Records contained in a dataset:
########################################
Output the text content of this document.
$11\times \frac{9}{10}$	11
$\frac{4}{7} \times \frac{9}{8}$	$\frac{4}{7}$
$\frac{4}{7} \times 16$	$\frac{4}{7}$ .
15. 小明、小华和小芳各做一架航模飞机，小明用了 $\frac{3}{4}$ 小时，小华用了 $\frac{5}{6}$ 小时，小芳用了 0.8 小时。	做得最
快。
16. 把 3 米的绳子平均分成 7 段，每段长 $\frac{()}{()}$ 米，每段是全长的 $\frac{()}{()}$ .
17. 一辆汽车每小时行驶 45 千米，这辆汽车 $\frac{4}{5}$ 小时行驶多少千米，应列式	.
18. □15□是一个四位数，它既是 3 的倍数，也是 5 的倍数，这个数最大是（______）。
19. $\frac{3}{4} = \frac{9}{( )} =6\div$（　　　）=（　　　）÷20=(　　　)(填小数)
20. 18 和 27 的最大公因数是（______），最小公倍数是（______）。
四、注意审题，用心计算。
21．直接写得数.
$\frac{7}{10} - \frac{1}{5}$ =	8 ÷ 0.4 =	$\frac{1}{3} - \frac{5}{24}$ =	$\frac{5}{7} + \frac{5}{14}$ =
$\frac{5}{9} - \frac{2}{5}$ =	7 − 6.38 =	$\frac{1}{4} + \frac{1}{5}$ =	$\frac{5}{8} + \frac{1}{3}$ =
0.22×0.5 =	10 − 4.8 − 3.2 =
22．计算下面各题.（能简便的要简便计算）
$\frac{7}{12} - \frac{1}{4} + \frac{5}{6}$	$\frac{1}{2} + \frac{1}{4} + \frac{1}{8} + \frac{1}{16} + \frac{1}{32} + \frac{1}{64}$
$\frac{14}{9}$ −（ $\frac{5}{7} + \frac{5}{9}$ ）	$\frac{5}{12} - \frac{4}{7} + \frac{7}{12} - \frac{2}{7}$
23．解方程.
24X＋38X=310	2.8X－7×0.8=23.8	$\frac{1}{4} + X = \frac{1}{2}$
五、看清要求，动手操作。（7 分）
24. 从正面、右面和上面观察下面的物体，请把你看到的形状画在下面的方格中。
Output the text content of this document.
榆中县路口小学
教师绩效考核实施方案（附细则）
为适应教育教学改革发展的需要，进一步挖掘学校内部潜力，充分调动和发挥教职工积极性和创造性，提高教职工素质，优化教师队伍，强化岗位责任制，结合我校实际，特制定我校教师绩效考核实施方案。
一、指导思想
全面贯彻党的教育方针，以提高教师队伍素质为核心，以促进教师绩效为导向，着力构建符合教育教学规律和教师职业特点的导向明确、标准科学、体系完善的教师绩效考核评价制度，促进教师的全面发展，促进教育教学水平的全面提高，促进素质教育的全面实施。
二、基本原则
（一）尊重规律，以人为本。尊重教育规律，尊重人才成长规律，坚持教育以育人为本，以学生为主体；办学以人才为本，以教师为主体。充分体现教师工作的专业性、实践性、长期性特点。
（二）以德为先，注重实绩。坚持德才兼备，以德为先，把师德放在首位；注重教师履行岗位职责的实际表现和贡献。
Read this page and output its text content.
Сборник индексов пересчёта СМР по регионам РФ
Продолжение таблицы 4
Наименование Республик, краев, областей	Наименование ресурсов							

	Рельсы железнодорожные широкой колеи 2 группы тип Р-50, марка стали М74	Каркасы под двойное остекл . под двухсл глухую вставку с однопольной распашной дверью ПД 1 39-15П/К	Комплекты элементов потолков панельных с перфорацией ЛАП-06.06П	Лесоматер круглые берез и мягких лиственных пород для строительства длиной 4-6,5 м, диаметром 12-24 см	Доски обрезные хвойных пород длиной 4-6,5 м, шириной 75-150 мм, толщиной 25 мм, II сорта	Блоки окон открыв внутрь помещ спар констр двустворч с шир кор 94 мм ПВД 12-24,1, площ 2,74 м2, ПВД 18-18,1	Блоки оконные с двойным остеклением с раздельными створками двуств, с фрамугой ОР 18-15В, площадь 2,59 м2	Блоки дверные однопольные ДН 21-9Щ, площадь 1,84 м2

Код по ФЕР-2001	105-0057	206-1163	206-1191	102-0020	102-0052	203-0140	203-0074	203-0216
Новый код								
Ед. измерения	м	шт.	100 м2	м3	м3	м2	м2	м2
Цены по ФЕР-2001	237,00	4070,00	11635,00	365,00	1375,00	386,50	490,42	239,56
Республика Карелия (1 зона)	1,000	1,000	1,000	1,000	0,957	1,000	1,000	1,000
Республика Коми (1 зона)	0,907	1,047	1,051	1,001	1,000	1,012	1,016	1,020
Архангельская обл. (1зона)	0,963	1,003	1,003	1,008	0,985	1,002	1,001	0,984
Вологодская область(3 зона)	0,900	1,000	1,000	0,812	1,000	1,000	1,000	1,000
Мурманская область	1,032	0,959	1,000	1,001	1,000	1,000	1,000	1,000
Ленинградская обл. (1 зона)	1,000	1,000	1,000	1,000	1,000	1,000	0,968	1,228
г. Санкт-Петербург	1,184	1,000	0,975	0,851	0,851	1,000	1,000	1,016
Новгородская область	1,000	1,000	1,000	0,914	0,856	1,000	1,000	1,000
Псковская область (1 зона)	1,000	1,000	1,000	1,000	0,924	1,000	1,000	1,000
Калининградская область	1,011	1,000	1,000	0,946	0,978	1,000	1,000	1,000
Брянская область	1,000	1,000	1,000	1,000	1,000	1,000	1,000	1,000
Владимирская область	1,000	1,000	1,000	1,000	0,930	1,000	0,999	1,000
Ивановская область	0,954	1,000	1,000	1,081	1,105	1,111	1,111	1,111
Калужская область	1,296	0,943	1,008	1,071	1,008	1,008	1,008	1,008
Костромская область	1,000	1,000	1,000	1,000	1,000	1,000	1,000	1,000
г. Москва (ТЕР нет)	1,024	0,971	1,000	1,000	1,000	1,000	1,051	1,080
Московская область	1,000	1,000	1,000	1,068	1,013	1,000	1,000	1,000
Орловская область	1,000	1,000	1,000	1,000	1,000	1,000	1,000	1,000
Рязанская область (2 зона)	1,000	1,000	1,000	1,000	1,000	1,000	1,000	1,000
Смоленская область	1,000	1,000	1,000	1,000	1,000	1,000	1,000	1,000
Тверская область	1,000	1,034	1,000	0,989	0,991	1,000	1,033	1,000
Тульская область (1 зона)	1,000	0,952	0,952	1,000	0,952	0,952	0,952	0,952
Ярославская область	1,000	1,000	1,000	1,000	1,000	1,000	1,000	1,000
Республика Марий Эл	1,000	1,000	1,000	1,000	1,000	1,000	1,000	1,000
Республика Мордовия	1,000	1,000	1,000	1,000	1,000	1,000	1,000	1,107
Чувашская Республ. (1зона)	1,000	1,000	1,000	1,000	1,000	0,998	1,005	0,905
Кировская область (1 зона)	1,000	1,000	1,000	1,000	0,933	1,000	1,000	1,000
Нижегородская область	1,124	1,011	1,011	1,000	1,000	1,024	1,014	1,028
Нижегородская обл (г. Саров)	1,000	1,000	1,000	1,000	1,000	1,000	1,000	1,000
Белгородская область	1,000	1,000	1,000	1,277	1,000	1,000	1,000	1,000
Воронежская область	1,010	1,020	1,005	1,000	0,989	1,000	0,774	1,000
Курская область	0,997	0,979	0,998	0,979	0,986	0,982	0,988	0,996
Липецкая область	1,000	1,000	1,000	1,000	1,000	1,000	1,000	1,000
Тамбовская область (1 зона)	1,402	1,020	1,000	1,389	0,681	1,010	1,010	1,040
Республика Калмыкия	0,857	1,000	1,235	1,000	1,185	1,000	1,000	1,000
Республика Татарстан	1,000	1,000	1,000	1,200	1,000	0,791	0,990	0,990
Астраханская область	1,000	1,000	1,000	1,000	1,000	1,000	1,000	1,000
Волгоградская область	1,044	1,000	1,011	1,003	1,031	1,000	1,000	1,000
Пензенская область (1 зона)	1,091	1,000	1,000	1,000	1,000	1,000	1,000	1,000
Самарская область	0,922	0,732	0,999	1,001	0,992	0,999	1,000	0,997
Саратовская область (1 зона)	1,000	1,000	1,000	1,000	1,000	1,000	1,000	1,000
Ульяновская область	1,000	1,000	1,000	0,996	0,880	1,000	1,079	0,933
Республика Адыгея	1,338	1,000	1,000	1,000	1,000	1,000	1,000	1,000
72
########################################
TO DO: From the listing above, copy out each line where the word "times" appears.

EXERCISE SOLUTION:
$11\times \frac{9}{10}$	11
$\frac{4}{7} \times \frac{9}{8}$	$\frac{4}{7}$
$\frac{4}{7} \times 16$	$\frac{4}{7}$ .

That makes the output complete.